Challenge:
Extract all lines from the data beneath that include the word "tutti".

Dataset items:
************

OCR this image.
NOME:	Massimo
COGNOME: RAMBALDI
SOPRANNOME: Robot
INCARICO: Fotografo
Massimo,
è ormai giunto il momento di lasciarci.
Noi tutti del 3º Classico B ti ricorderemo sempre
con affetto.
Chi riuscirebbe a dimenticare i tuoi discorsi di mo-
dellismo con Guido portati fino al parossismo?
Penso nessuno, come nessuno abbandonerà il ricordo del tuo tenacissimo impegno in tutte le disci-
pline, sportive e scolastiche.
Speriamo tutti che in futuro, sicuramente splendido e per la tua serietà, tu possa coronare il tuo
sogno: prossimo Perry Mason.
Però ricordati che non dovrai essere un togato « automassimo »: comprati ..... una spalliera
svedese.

************

Task result:
Noi tutti del 3º Classico B ti ricorderemo sempre
Speriamo tutti che in futuro, sicuramente splendido e per la tua serietà, tu possa coronare il tuo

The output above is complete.